DESCRIPTION OF THE TASK: Leaving out the pictures, transcribe all of the records faithfully.

## begin RECORDS SHOWN

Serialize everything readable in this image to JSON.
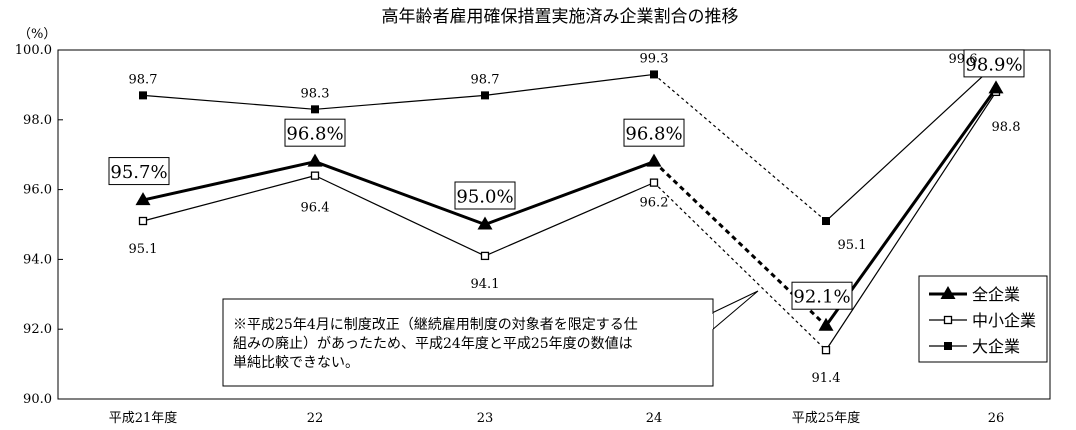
{
  "chart_data": {
    "type": "line",
    "title": "高年齢者雇用確保措置実施済み企業割合の推移",
    "ylabel": "（%）",
    "xlabel": "",
    "ylim": [
      90.0,
      100.0
    ],
    "yticks": [
      "90.0",
      "92.0",
      "94.0",
      "96.0",
      "98.0",
      "100.0"
    ],
    "ytick_values": [
      90,
      92,
      94,
      96,
      98,
      100
    ],
    "categories": [
      "平成21年度",
      "22",
      "23",
      "24",
      "平成25年度",
      "26"
    ],
    "grid": false,
    "legend_position": "bottom-right",
    "break_between": [
      3,
      4
    ],
    "series": [
      {
        "name": "全企業",
        "marker": "triangle",
        "values": [
          95.7,
          96.8,
          95.0,
          96.8,
          92.1,
          98.9
        ],
        "labels": [
          "95.7%",
          "96.8%",
          "95.0%",
          "96.8%",
          "92.1%",
          "98.9%"
        ],
        "color": "#000000"
      },
      {
        "name": "中小企業",
        "marker": "open-square",
        "values": [
          95.1,
          96.4,
          94.1,
          96.2,
          91.4,
          98.8
        ],
        "labels": [
          "95.1",
          "96.4",
          "94.1",
          "96.2",
          "91.4",
          "98.8"
        ],
        "color": "#000000"
      },
      {
        "name": "大企業",
        "marker": "filled-square",
        "values": [
          98.7,
          98.3,
          98.7,
          99.3,
          95.1,
          99.6
        ],
        "labels": [
          "98.7",
          "98.3",
          "98.7",
          "99.3",
          "95.1",
          "99.6"
        ],
        "color": "#000000"
      }
    ],
    "annotation": {
      "lines": [
        "※平成25年4月に制度改正（継続雇用制度の対象者を限定する仕",
        "組みの廃止）があったため、平成24年度と平成25年度の数値は",
        "単純比較できない。"
      ]
    }
  }
}
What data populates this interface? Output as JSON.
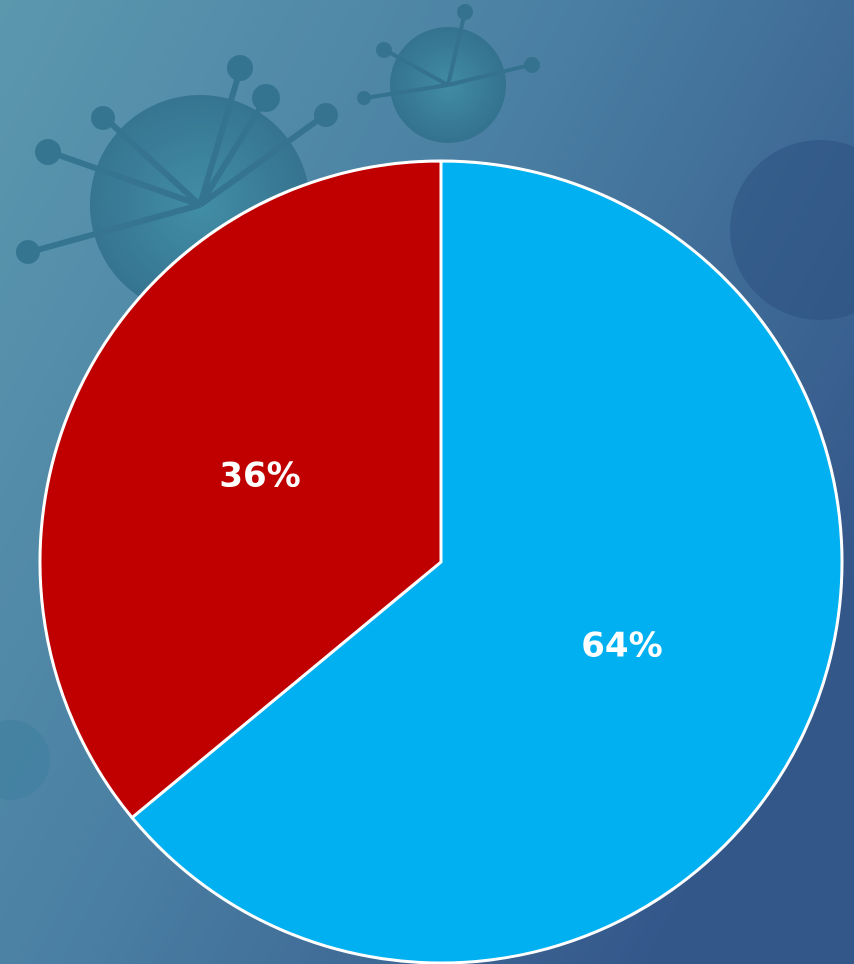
{
  "chart_data": {
    "type": "pie",
    "values": [
      64,
      36
    ],
    "value_labels": [
      "64%",
      "36%"
    ],
    "colors": [
      "#00b0f0",
      "#c00000"
    ]
  }
}
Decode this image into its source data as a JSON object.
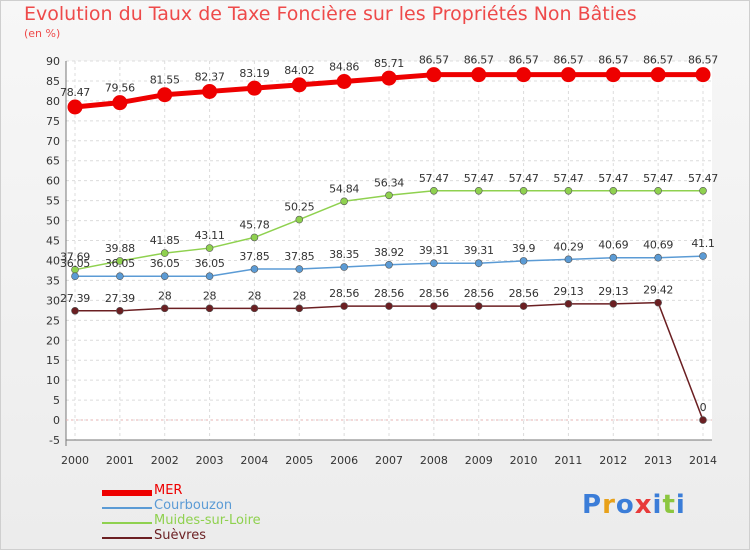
{
  "chart_data": {
    "type": "line",
    "title": "Evolution du Taux de Taxe Foncière sur les Propriétés Non Bâties",
    "subtitle": "(en %)",
    "x": [
      "2000",
      "2001",
      "2002",
      "2003",
      "2004",
      "2005",
      "2006",
      "2007",
      "2008",
      "2009",
      "2010",
      "2011",
      "2012",
      "2013",
      "2014"
    ],
    "ylim": [
      -5,
      90
    ],
    "yticks": [
      -5,
      0,
      5,
      10,
      15,
      20,
      25,
      30,
      35,
      40,
      45,
      50,
      55,
      60,
      65,
      70,
      75,
      80,
      85,
      90
    ],
    "grid": true,
    "series": [
      {
        "name": "MER",
        "color": "#ee0000",
        "width": 5,
        "values": [
          78.47,
          79.56,
          81.55,
          82.37,
          83.19,
          84.02,
          84.86,
          85.71,
          86.57,
          86.57,
          86.57,
          86.57,
          86.57,
          86.57,
          86.57
        ],
        "labels": [
          "78.47",
          "79.56",
          "81.55",
          "82.37",
          "83.19",
          "84.02",
          "84.86",
          "85.71",
          "86.57",
          "86.57",
          "86.57",
          "86.57",
          "86.57",
          "86.57",
          "86.57"
        ]
      },
      {
        "name": "Courbouzon",
        "color": "#5b9bd5",
        "width": 1.5,
        "values": [
          36.05,
          36.05,
          36.05,
          36.05,
          37.85,
          37.85,
          38.35,
          38.92,
          39.31,
          39.31,
          39.9,
          40.29,
          40.69,
          40.69,
          41.1
        ],
        "labels": [
          "36.05",
          "36.05",
          "36.05",
          "36.05",
          "37.85",
          "37.85",
          "38.35",
          "38.92",
          "39.31",
          "39.31",
          "39.9",
          "40.29",
          "40.69",
          "40.69",
          "41.1"
        ]
      },
      {
        "name": "Muides-sur-Loire",
        "color": "#8fd14f",
        "width": 1.5,
        "values": [
          37.69,
          39.88,
          41.85,
          43.11,
          45.78,
          50.25,
          54.84,
          56.34,
          57.47,
          57.47,
          57.47,
          57.47,
          57.47,
          57.47,
          57.47
        ],
        "labels": [
          "37.69",
          "39.88",
          "41.85",
          "43.11",
          "45.78",
          "50.25",
          "54.84",
          "56.34",
          "57.47",
          "57.47",
          "57.47",
          "57.47",
          "57.47",
          "57.47",
          "57.47"
        ]
      },
      {
        "name": "Suèvres",
        "color": "#6b1f22",
        "width": 1.5,
        "values": [
          27.39,
          27.39,
          28,
          28,
          28,
          28,
          28.56,
          28.56,
          28.56,
          28.56,
          28.56,
          29.13,
          29.13,
          29.42,
          0
        ],
        "labels": [
          "27.39",
          "27.39",
          "28",
          "28",
          "28",
          "28",
          "28.56",
          "28.56",
          "28.56",
          "28.56",
          "28.56",
          "29.13",
          "29.13",
          "29.42",
          "0"
        ]
      }
    ]
  },
  "logo": {
    "text": "Proxiti",
    "colors": [
      "#3b7dd8",
      "#e8a11a",
      "#3b7dd8",
      "#e83a3a",
      "#3b7dd8",
      "#8cc63f",
      "#3b7dd8"
    ]
  }
}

## end RECORDS SHOWN

FINAL ANSWER:
Serialize everything readable in this image to JSON.
{
  "chart_data": {
    "type": "line",
    "title": "高年齢者雇用確保措置実施済み企業割合の推移",
    "ylabel": "（%）",
    "xlabel": "",
    "ylim": [
      90.0,
      100.0
    ],
    "yticks": [
      "90.0",
      "92.0",
      "94.0",
      "96.0",
      "98.0",
      "100.0"
    ],
    "ytick_values": [
      90,
      92,
      94,
      96,
      98,
      100
    ],
    "categories": [
      "平成21年度",
      "22",
      "23",
      "24",
      "平成25年度",
      "26"
    ],
    "grid": false,
    "legend_position": "bottom-right",
    "break_between": [
      3,
      4
    ],
    "series": [
      {
        "name": "全企業",
        "marker": "triangle",
        "values": [
          95.7,
          96.8,
          95.0,
          96.8,
          92.1,
          98.9
        ],
        "labels": [
          "95.7%",
          "96.8%",
          "95.0%",
          "96.8%",
          "92.1%",
          "98.9%"
        ],
        "color": "#000000"
      },
      {
        "name": "中小企業",
        "marker": "open-square",
        "values": [
          95.1,
          96.4,
          94.1,
          96.2,
          91.4,
          98.8
        ],
        "labels": [
          "95.1",
          "96.4",
          "94.1",
          "96.2",
          "91.4",
          "98.8"
        ],
        "color": "#000000"
      },
      {
        "name": "大企業",
        "marker": "filled-square",
        "values": [
          98.7,
          98.3,
          98.7,
          99.3,
          95.1,
          99.6
        ],
        "labels": [
          "98.7",
          "98.3",
          "98.7",
          "99.3",
          "95.1",
          "99.6"
        ],
        "color": "#000000"
      }
    ],
    "annotation": {
      "lines": [
        "※平成25年4月に制度改正（継続雇用制度の対象者を限定する仕",
        "組みの廃止）があったため、平成24年度と平成25年度の数値は",
        "単純比較できない。"
      ]
    }
  }
}
What data populates this interface? Output as JSON.
{
  "chart_data": {
    "type": "pie",
    "values": [
      64,
      36
    ],
    "value_labels": [
      "64%",
      "36%"
    ],
    "colors": [
      "#00b0f0",
      "#c00000"
    ]
  }
}
Decode this image into its source data as a JSON object.
{
  "chart_data": {
    "type": "line",
    "title": "Evolution du Taux de Taxe Foncière sur les Propriétés Non Bâties",
    "subtitle": "(en %)",
    "x": [
      "2000",
      "2001",
      "2002",
      "2003",
      "2004",
      "2005",
      "2006",
      "2007",
      "2008",
      "2009",
      "2010",
      "2011",
      "2012",
      "2013",
      "2014"
    ],
    "ylim": [
      -5,
      90
    ],
    "yticks": [
      -5,
      0,
      5,
      10,
      15,
      20,
      25,
      30,
      35,
      40,
      45,
      50,
      55,
      60,
      65,
      70,
      75,
      80,
      85,
      90
    ],
    "grid": true,
    "series": [
      {
        "name": "MER",
        "color": "#ee0000",
        "width": 5,
        "values": [
          78.47,
          79.56,
          81.55,
          82.37,
          83.19,
          84.02,
          84.86,
          85.71,
          86.57,
          86.57,
          86.57,
          86.57,
          86.57,
          86.57,
          86.57
        ],
        "labels": [
          "78.47",
          "79.56",
          "81.55",
          "82.37",
          "83.19",
          "84.02",
          "84.86",
          "85.71",
          "86.57",
          "86.57",
          "86.57",
          "86.57",
          "86.57",
          "86.57",
          "86.57"
        ]
      },
      {
        "name": "Courbouzon",
        "color": "#5b9bd5",
        "width": 1.5,
        "values": [
          36.05,
          36.05,
          36.05,
          36.05,
          37.85,
          37.85,
          38.35,
          38.92,
          39.31,
          39.31,
          39.9,
          40.29,
          40.69,
          40.69,
          41.1
        ],
        "labels": [
          "36.05",
          "36.05",
          "36.05",
          "36.05",
          "37.85",
          "37.85",
          "38.35",
          "38.92",
          "39.31",
          "39.31",
          "39.9",
          "40.29",
          "40.69",
          "40.69",
          "41.1"
        ]
      },
      {
        "name": "Muides-sur-Loire",
        "color": "#8fd14f",
        "width": 1.5,
        "values": [
          37.69,
          39.88,
          41.85,
          43.11,
          45.78,
          50.25,
          54.84,
          56.34,
          57.47,
          57.47,
          57.47,
          57.47,
          57.47,
          57.47,
          57.47
        ],
        "labels": [
          "37.69",
          "39.88",
          "41.85",
          "43.11",
          "45.78",
          "50.25",
          "54.84",
          "56.34",
          "57.47",
          "57.47",
          "57.47",
          "57.47",
          "57.47",
          "57.47",
          "57.47"
        ]
      },
      {
        "name": "Suèvres",
        "color": "#6b1f22",
        "width": 1.5,
        "values": [
          27.39,
          27.39,
          28,
          28,
          28,
          28,
          28.56,
          28.56,
          28.56,
          28.56,
          28.56,
          29.13,
          29.13,
          29.42,
          0
        ],
        "labels": [
          "27.39",
          "27.39",
          "28",
          "28",
          "28",
          "28",
          "28.56",
          "28.56",
          "28.56",
          "28.56",
          "28.56",
          "29.13",
          "29.13",
          "29.42",
          "0"
        ]
      }
    ]
  },
  "logo": {
    "text": "Proxiti",
    "colors": [
      "#3b7dd8",
      "#e8a11a",
      "#3b7dd8",
      "#e83a3a",
      "#3b7dd8",
      "#8cc63f",
      "#3b7dd8"
    ]
  }
}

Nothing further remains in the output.